* **YOUR TASK**:
Reproduce all of the material word for word.

* **Figure content listings**:

---

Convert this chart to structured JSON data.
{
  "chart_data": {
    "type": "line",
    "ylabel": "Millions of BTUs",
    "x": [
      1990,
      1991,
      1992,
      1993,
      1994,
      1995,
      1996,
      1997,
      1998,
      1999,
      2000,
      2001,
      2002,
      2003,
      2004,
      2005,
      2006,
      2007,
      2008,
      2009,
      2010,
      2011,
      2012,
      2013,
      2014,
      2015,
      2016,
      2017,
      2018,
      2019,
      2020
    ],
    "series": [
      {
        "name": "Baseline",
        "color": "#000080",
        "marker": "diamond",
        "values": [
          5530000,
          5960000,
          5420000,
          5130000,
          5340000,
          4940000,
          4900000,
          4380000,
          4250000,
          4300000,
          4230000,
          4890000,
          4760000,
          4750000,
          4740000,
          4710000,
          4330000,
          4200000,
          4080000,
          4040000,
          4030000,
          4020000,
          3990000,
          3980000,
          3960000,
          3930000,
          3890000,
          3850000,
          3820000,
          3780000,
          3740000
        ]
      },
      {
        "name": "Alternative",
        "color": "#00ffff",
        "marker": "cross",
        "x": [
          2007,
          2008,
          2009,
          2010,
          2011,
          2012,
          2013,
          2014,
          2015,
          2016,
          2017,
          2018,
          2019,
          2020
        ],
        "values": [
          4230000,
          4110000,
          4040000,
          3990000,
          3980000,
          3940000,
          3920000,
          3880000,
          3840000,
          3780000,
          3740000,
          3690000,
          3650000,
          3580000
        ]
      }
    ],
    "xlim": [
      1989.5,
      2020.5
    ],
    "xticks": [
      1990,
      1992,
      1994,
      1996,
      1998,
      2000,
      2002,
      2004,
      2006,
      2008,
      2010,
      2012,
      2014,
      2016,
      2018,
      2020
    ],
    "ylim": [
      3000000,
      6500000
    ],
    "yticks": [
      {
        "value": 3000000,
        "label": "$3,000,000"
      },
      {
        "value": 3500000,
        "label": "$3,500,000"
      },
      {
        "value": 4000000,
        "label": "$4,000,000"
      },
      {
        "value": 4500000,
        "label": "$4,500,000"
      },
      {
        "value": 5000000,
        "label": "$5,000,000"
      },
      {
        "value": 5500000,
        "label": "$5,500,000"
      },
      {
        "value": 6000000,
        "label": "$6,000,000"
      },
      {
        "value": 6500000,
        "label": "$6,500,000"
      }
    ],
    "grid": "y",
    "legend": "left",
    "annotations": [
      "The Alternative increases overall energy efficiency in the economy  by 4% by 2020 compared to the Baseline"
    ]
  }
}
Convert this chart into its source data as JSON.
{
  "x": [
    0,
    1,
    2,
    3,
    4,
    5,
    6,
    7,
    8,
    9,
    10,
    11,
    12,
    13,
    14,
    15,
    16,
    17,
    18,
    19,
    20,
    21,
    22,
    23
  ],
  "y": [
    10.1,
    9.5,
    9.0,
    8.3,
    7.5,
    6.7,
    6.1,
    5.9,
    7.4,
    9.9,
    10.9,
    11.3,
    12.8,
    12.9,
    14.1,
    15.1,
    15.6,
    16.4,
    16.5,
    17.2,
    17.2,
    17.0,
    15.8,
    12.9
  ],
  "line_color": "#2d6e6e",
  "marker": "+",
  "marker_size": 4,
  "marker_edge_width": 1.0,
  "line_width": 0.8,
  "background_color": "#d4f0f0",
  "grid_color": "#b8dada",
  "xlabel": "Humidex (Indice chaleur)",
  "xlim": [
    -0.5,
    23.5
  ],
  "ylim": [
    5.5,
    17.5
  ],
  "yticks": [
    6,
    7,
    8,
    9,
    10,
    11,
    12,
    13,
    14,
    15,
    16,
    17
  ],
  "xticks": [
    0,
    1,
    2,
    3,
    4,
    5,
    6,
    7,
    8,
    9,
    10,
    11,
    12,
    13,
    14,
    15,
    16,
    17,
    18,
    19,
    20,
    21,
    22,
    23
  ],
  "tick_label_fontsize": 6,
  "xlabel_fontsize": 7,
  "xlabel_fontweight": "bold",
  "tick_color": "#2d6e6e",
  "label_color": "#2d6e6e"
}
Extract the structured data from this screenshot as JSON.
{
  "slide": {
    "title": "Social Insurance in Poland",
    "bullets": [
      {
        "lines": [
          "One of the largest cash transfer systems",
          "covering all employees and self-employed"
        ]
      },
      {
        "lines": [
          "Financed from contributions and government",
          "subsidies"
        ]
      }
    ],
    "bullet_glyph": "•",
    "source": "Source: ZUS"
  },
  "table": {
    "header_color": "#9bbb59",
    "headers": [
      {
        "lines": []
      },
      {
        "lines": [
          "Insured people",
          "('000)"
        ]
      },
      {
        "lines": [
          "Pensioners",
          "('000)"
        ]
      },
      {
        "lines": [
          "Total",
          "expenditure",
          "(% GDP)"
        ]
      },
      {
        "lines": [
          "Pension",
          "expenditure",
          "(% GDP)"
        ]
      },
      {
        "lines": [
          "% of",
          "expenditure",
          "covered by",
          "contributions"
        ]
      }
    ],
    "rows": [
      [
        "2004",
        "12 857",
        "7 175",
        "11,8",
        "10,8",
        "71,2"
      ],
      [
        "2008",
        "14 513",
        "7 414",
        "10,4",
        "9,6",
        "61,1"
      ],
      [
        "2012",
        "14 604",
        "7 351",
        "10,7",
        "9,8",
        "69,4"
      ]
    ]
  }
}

---

* **TASK ANSWER**:
Convert this chart to structured JSON data.
{
  "chart_data": {
    "type": "line",
    "ylabel": "Millions of BTUs",
    "x": [
      1990,
      1991,
      1992,
      1993,
      1994,
      1995,
      1996,
      1997,
      1998,
      1999,
      2000,
      2001,
      2002,
      2003,
      2004,
      2005,
      2006,
      2007,
      2008,
      2009,
      2010,
      2011,
      2012,
      2013,
      2014,
      2015,
      2016,
      2017,
      2018,
      2019,
      2020
    ],
    "series": [
      {
        "name": "Baseline",
        "color": "#000080",
        "marker": "diamond",
        "values": [
          5530000,
          5960000,
          5420000,
          5130000,
          5340000,
          4940000,
          4900000,
          4380000,
          4250000,
          4300000,
          4230000,
          4890000,
          4760000,
          4750000,
          4740000,
          4710000,
          4330000,
          4200000,
          4080000,
          4040000,
          4030000,
          4020000,
          3990000,
          3980000,
          3960000,
          3930000,
          3890000,
          3850000,
          3820000,
          3780000,
          3740000
        ]
      },
      {
        "name": "Alternative",
        "color": "#00ffff",
        "marker": "cross",
        "x": [
          2007,
          2008,
          2009,
          2010,
          2011,
          2012,
          2013,
          2014,
          2015,
          2016,
          2017,
          2018,
          2019,
          2020
        ],
        "values": [
          4230000,
          4110000,
          4040000,
          3990000,
          3980000,
          3940000,
          3920000,
          3880000,
          3840000,
          3780000,
          3740000,
          3690000,
          3650000,
          3580000
        ]
      }
    ],
    "xlim": [
      1989.5,
      2020.5
    ],
    "xticks": [
      1990,
      1992,
      1994,
      1996,
      1998,
      2000,
      2002,
      2004,
      2006,
      2008,
      2010,
      2012,
      2014,
      2016,
      2018,
      2020
    ],
    "ylim": [
      3000000,
      6500000
    ],
    "yticks": [
      {
        "value": 3000000,
        "label": "$3,000,000"
      },
      {
        "value": 3500000,
        "label": "$3,500,000"
      },
      {
        "value": 4000000,
        "label": "$4,000,000"
      },
      {
        "value": 4500000,
        "label": "$4,500,000"
      },
      {
        "value": 5000000,
        "label": "$5,000,000"
      },
      {
        "value": 5500000,
        "label": "$5,500,000"
      },
      {
        "value": 6000000,
        "label": "$6,000,000"
      },
      {
        "value": 6500000,
        "label": "$6,500,000"
      }
    ],
    "grid": "y",
    "legend": "left",
    "annotations": [
      "The Alternative increases overall energy efficiency in the economy  by 4% by 2020 compared to the Baseline"
    ]
  }
}
Convert this chart into its source data as JSON.
{
  "x": [
    0,
    1,
    2,
    3,
    4,
    5,
    6,
    7,
    8,
    9,
    10,
    11,
    12,
    13,
    14,
    15,
    16,
    17,
    18,
    19,
    20,
    21,
    22,
    23
  ],
  "y": [
    10.1,
    9.5,
    9.0,
    8.3,
    7.5,
    6.7,
    6.1,
    5.9,
    7.4,
    9.9,
    10.9,
    11.3,
    12.8,
    12.9,
    14.1,
    15.1,
    15.6,
    16.4,
    16.5,
    17.2,
    17.2,
    17.0,
    15.8,
    12.9
  ],
  "line_color": "#2d6e6e",
  "marker": "+",
  "marker_size": 4,
  "marker_edge_width": 1.0,
  "line_width": 0.8,
  "background_color": "#d4f0f0",
  "grid_color": "#b8dada",
  "xlabel": "Humidex (Indice chaleur)",
  "xlim": [
    -0.5,
    23.5
  ],
  "ylim": [
    5.5,
    17.5
  ],
  "yticks": [
    6,
    7,
    8,
    9,
    10,
    11,
    12,
    13,
    14,
    15,
    16,
    17
  ],
  "xticks": [
    0,
    1,
    2,
    3,
    4,
    5,
    6,
    7,
    8,
    9,
    10,
    11,
    12,
    13,
    14,
    15,
    16,
    17,
    18,
    19,
    20,
    21,
    22,
    23
  ],
  "tick_label_fontsize": 6,
  "xlabel_fontsize": 7,
  "xlabel_fontweight": "bold",
  "tick_color": "#2d6e6e",
  "label_color": "#2d6e6e"
}
Extract the structured data from this screenshot as JSON.
{
  "slide": {
    "title": "Social Insurance in Poland",
    "bullets": [
      {
        "lines": [
          "One of the largest cash transfer systems",
          "covering all employees and self-employed"
        ]
      },
      {
        "lines": [
          "Financed from contributions and government",
          "subsidies"
        ]
      }
    ],
    "bullet_glyph": "•",
    "source": "Source: ZUS"
  },
  "table": {
    "header_color": "#9bbb59",
    "headers": [
      {
        "lines": []
      },
      {
        "lines": [
          "Insured people",
          "('000)"
        ]
      },
      {
        "lines": [
          "Pensioners",
          "('000)"
        ]
      },
      {
        "lines": [
          "Total",
          "expenditure",
          "(% GDP)"
        ]
      },
      {
        "lines": [
          "Pension",
          "expenditure",
          "(% GDP)"
        ]
      },
      {
        "lines": [
          "% of",
          "expenditure",
          "covered by",
          "contributions"
        ]
      }
    ],
    "rows": [
      [
        "2004",
        "12 857",
        "7 175",
        "11,8",
        "10,8",
        "71,2"
      ],
      [
        "2008",
        "14 513",
        "7 414",
        "10,4",
        "9,6",
        "61,1"
      ],
      [
        "2012",
        "14 604",
        "7 351",
        "10,7",
        "9,8",
        "69,4"
      ]
    ]
  }
}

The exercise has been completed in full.